[Quoted passage]
++++

Designing and building real environmental decision support systems

The complexity of environmental problems makes necessary the development and application of new tools capable of processing not only numerical aspects, but also experience from experts and wide public participation, which are all needed in decision-making processes. Environmental decision support systems (EDSSs) are among the most promising approaches to confront this complexity. The fact that different tools (artificial intelligence techniques, statistical/numerical methods, geographical information systems, and environmental ontologies) can be integrated under different architectures confers EDSSs the ability to confront complex problems, and the capability to support learning and decision-making processes. In this paper, we present our experience, obtained over the last 10 years, in designing and building two real EDSSs, one for wastewater plant supervision, and one for the selection of wastewater treatment systems for communities with less than 2000 inhabitants. The flow diagram followed to build the EDSS is presented for each of the systems, together with a discussion of the tasks involved in each step (problem analysis, data collection and knowledge acquisition, model selection, model implementation, and EDSS validation). In addition, the architecture used is presented, showing how the five levels on which it is based (data gathering, diagnosis, decision support, plans, and actions) have been implemented. Finally, we present our opinion on the research issues that need to be addressed in order to improve the ability of EDSSs to cope with complexity in environmental problems (integration of data and knowledge, improvement of knowledge acquisition methods, new protocols to share and reuse knowledge, development of benchmarks, involvement of end-users), thus increasing our understanding of the environment and contributing to the sustainable development of society.

++++

[Extracted records]
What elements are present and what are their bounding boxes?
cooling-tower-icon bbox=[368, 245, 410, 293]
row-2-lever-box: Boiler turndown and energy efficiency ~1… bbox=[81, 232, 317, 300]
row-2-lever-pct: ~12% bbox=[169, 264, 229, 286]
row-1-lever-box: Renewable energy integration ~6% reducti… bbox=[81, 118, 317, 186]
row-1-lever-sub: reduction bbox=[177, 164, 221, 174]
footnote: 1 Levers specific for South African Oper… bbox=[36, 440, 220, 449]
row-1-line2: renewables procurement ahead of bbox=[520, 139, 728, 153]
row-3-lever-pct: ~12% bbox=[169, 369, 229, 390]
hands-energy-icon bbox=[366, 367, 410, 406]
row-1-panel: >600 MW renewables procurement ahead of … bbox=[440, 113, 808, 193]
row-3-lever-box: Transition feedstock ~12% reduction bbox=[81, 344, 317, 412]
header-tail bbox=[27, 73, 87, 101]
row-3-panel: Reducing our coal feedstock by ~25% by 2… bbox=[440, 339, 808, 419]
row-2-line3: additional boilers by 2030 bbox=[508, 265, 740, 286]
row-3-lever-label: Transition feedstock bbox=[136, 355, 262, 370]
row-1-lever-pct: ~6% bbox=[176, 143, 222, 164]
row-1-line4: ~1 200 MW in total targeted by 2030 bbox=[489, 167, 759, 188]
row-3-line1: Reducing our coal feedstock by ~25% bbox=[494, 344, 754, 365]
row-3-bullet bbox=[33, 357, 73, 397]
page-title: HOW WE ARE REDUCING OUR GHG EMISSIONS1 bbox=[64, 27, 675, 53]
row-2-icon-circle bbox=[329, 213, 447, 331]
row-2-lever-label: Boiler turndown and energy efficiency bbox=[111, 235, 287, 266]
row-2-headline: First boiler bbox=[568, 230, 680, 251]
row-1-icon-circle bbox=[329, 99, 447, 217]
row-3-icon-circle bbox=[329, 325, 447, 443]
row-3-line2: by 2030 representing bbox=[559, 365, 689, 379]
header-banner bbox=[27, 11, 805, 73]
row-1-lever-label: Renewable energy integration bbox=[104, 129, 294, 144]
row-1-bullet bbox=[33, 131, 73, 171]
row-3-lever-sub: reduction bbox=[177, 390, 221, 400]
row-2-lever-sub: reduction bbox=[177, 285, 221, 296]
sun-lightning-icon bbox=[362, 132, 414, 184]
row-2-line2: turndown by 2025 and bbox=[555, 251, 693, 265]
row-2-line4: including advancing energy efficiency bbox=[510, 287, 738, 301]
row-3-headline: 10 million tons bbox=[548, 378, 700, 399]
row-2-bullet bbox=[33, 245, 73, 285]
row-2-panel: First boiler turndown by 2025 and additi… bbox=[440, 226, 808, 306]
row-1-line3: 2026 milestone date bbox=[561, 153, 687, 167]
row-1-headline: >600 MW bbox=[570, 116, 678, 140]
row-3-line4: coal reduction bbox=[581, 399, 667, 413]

++++

[Task]
In the abstract on environmental decision support systems, what are the five levels of the architecture?

[Task answer]
Data gathering, diagnosis, decision support, plans, and actions.